STATED TASK ▸ Every entry below should be printed exactly, without its images.

STORED ROWS ▸

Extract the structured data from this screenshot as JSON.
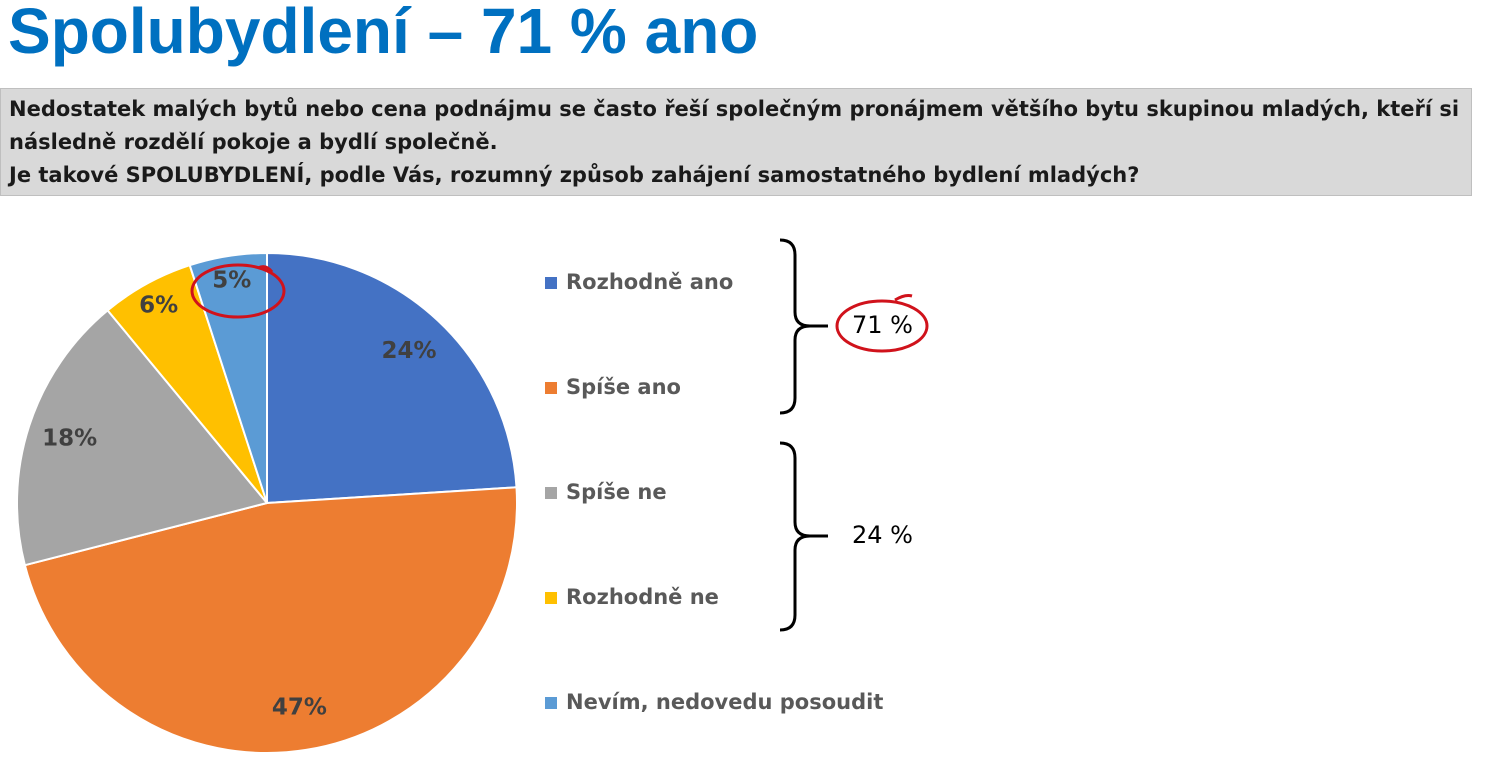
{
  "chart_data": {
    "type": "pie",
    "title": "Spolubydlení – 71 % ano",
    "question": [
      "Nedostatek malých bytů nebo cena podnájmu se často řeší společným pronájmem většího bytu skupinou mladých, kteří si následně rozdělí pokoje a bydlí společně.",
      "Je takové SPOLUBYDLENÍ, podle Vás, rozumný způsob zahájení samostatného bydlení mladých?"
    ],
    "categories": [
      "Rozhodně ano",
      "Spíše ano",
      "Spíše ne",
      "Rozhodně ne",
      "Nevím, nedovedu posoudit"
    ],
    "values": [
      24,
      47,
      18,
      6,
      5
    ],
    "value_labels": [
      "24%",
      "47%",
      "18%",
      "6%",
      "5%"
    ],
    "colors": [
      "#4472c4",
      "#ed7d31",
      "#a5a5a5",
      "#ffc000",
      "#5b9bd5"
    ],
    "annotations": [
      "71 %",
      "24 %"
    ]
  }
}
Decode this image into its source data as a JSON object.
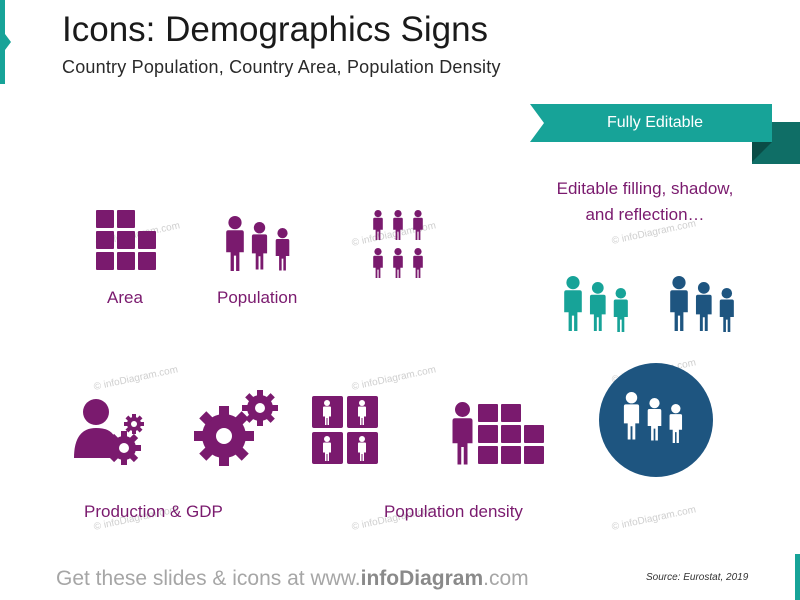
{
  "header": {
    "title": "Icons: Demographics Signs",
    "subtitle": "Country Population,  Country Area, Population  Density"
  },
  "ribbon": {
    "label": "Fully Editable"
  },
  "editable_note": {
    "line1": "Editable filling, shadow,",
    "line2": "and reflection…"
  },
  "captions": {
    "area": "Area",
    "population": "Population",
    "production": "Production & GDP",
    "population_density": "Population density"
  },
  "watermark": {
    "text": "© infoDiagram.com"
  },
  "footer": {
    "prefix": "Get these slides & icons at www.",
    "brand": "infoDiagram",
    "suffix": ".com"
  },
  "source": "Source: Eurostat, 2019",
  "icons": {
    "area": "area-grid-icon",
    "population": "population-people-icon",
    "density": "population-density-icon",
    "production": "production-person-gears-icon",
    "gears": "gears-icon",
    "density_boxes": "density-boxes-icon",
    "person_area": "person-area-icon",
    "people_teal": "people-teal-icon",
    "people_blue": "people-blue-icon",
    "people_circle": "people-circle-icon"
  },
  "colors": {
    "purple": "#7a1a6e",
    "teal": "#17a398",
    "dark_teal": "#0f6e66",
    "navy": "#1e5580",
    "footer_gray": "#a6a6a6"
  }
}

ANSWER TO THE PROBLEM ▸
Extract the structured data from this screenshot as JSON.
{
  "chart_data": {
    "type": "pie",
    "title": "Spolubydlení – 71 % ano",
    "question": [
      "Nedostatek malých bytů nebo cena podnájmu se často řeší společným pronájmem většího bytu skupinou mladých, kteří si následně rozdělí pokoje a bydlí společně.",
      "Je takové SPOLUBYDLENÍ, podle Vás, rozumný způsob zahájení samostatného bydlení mladých?"
    ],
    "categories": [
      "Rozhodně ano",
      "Spíše ano",
      "Spíše ne",
      "Rozhodně ne",
      "Nevím, nedovedu posoudit"
    ],
    "values": [
      24,
      47,
      18,
      6,
      5
    ],
    "value_labels": [
      "24%",
      "47%",
      "18%",
      "6%",
      "5%"
    ],
    "colors": [
      "#4472c4",
      "#ed7d31",
      "#a5a5a5",
      "#ffc000",
      "#5b9bd5"
    ],
    "annotations": [
      "71 %",
      "24 %"
    ]
  }
}
Decode this image into its source data as a JSON object.
{
  "header": {
    "title": "Icons: Demographics Signs",
    "subtitle": "Country Population,  Country Area, Population  Density"
  },
  "ribbon": {
    "label": "Fully Editable"
  },
  "editable_note": {
    "line1": "Editable filling, shadow,",
    "line2": "and reflection…"
  },
  "captions": {
    "area": "Area",
    "population": "Population",
    "production": "Production & GDP",
    "population_density": "Population density"
  },
  "watermark": {
    "text": "© infoDiagram.com"
  },
  "footer": {
    "prefix": "Get these slides & icons at www.",
    "brand": "infoDiagram",
    "suffix": ".com"
  },
  "source": "Source: Eurostat, 2019",
  "icons": {
    "area": "area-grid-icon",
    "population": "population-people-icon",
    "density": "population-density-icon",
    "production": "production-person-gears-icon",
    "gears": "gears-icon",
    "density_boxes": "density-boxes-icon",
    "person_area": "person-area-icon",
    "people_teal": "people-teal-icon",
    "people_blue": "people-blue-icon",
    "people_circle": "people-circle-icon"
  },
  "colors": {
    "purple": "#7a1a6e",
    "teal": "#17a398",
    "dark_teal": "#0f6e66",
    "navy": "#1e5580",
    "footer_gray": "#a6a6a6"
  }
}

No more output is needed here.